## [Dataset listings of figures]

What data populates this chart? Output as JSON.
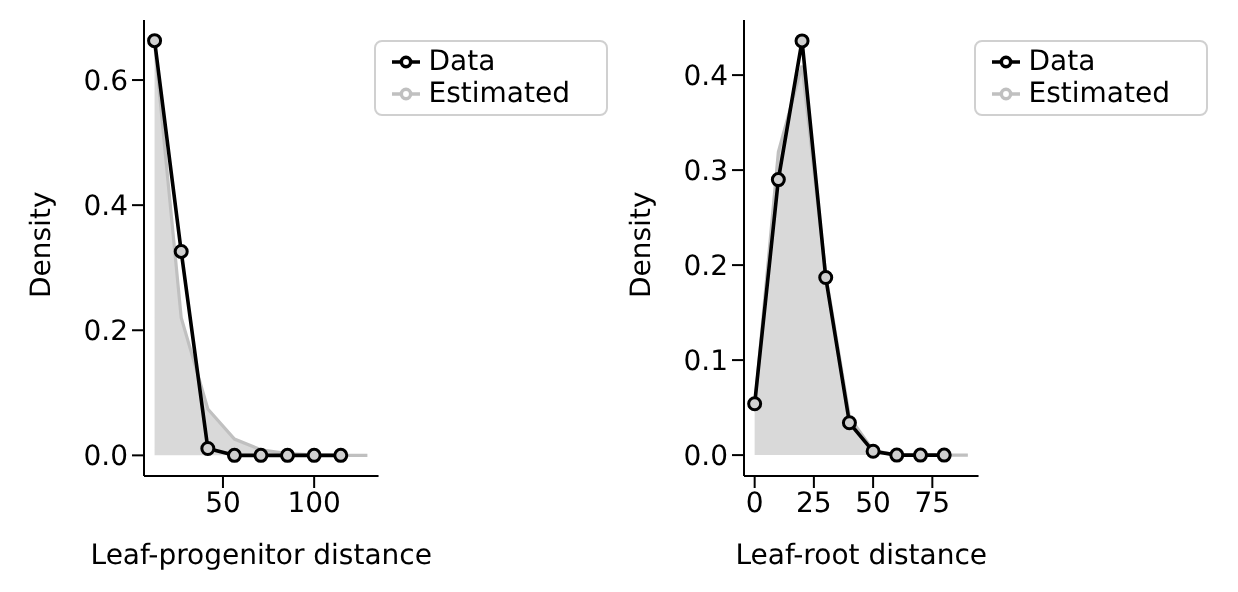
{
  "chart_data": [
    {
      "type": "line",
      "xlabel": "Leaf-progenitor distance",
      "ylabel": "Density",
      "xlim": [
        6.7,
        135.3
      ],
      "xticks": [
        50,
        100
      ],
      "ylim": [
        -0.033,
        0.696
      ],
      "yticks": [
        {
          "value": 0,
          "label": "0.0"
        },
        0.2,
        0.4,
        0.6
      ],
      "grid": false,
      "legend": "top right",
      "series": [
        {
          "name": "Data",
          "color": "#000000",
          "marker": "circle",
          "x": [
            12.5,
            27.1,
            41.7,
            56.3,
            70.8,
            85.4,
            100,
            114.6
          ],
          "values": [
            0.663,
            0.326,
            0.011,
            0,
            0,
            0,
            0,
            0
          ]
        },
        {
          "name": "Estimated",
          "type": "area",
          "color": "#c0c0c0",
          "marker": "none",
          "x": [
            12.5,
            27.1,
            41.7,
            56.3,
            70.8,
            85.4,
            100,
            114.6,
            129.2
          ],
          "values": [
            0.66,
            0.22,
            0.074,
            0.026,
            0.009,
            0.003,
            0.001,
            0,
            0
          ]
        }
      ]
    },
    {
      "type": "line",
      "xlabel": "Leaf-root distance",
      "ylabel": "Density",
      "xlim": [
        -4.5,
        94.5
      ],
      "xticks": [
        0,
        25,
        50,
        75
      ],
      "ylim": [
        -0.022,
        0.458
      ],
      "yticks": [
        {
          "value": 0,
          "label": "0.0"
        },
        0.1,
        0.2,
        0.3,
        0.4
      ],
      "grid": false,
      "legend": "top right",
      "series": [
        {
          "name": "Data",
          "color": "#000000",
          "marker": "circle",
          "x": [
            0,
            10,
            20,
            30,
            40,
            50,
            60,
            70,
            80
          ],
          "values": [
            0.054,
            0.29,
            0.436,
            0.187,
            0.034,
            0.004,
            0,
            0,
            0
          ]
        },
        {
          "name": "Estimated",
          "type": "area",
          "color": "#c0c0c0",
          "marker": "none",
          "x": [
            0,
            10,
            20,
            30,
            40,
            50,
            60,
            70,
            80,
            90
          ],
          "values": [
            0.05,
            0.319,
            0.41,
            0.19,
            0.04,
            0.005,
            0,
            0,
            0,
            0
          ]
        }
      ]
    }
  ]
}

## [Task objective]
Reproduce all the entries that precede this task, word for word, minus any pictures.

## [Reply]
What data populates this chart? Output as JSON.
{
  "chart_data": [
    {
      "type": "line",
      "xlabel": "Leaf-progenitor distance",
      "ylabel": "Density",
      "xlim": [
        6.7,
        135.3
      ],
      "xticks": [
        50,
        100
      ],
      "ylim": [
        -0.033,
        0.696
      ],
      "yticks": [
        {
          "value": 0,
          "label": "0.0"
        },
        0.2,
        0.4,
        0.6
      ],
      "grid": false,
      "legend": "top right",
      "series": [
        {
          "name": "Data",
          "color": "#000000",
          "marker": "circle",
          "x": [
            12.5,
            27.1,
            41.7,
            56.3,
            70.8,
            85.4,
            100,
            114.6
          ],
          "values": [
            0.663,
            0.326,
            0.011,
            0,
            0,
            0,
            0,
            0
          ]
        },
        {
          "name": "Estimated",
          "type": "area",
          "color": "#c0c0c0",
          "marker": "none",
          "x": [
            12.5,
            27.1,
            41.7,
            56.3,
            70.8,
            85.4,
            100,
            114.6,
            129.2
          ],
          "values": [
            0.66,
            0.22,
            0.074,
            0.026,
            0.009,
            0.003,
            0.001,
            0,
            0
          ]
        }
      ]
    },
    {
      "type": "line",
      "xlabel": "Leaf-root distance",
      "ylabel": "Density",
      "xlim": [
        -4.5,
        94.5
      ],
      "xticks": [
        0,
        25,
        50,
        75
      ],
      "ylim": [
        -0.022,
        0.458
      ],
      "yticks": [
        {
          "value": 0,
          "label": "0.0"
        },
        0.1,
        0.2,
        0.3,
        0.4
      ],
      "grid": false,
      "legend": "top right",
      "series": [
        {
          "name": "Data",
          "color": "#000000",
          "marker": "circle",
          "x": [
            0,
            10,
            20,
            30,
            40,
            50,
            60,
            70,
            80
          ],
          "values": [
            0.054,
            0.29,
            0.436,
            0.187,
            0.034,
            0.004,
            0,
            0,
            0
          ]
        },
        {
          "name": "Estimated",
          "type": "area",
          "color": "#c0c0c0",
          "marker": "none",
          "x": [
            0,
            10,
            20,
            30,
            40,
            50,
            60,
            70,
            80,
            90
          ],
          "values": [
            0.05,
            0.319,
            0.41,
            0.19,
            0.04,
            0.005,
            0,
            0,
            0,
            0
          ]
        }
      ]
    }
  ]
}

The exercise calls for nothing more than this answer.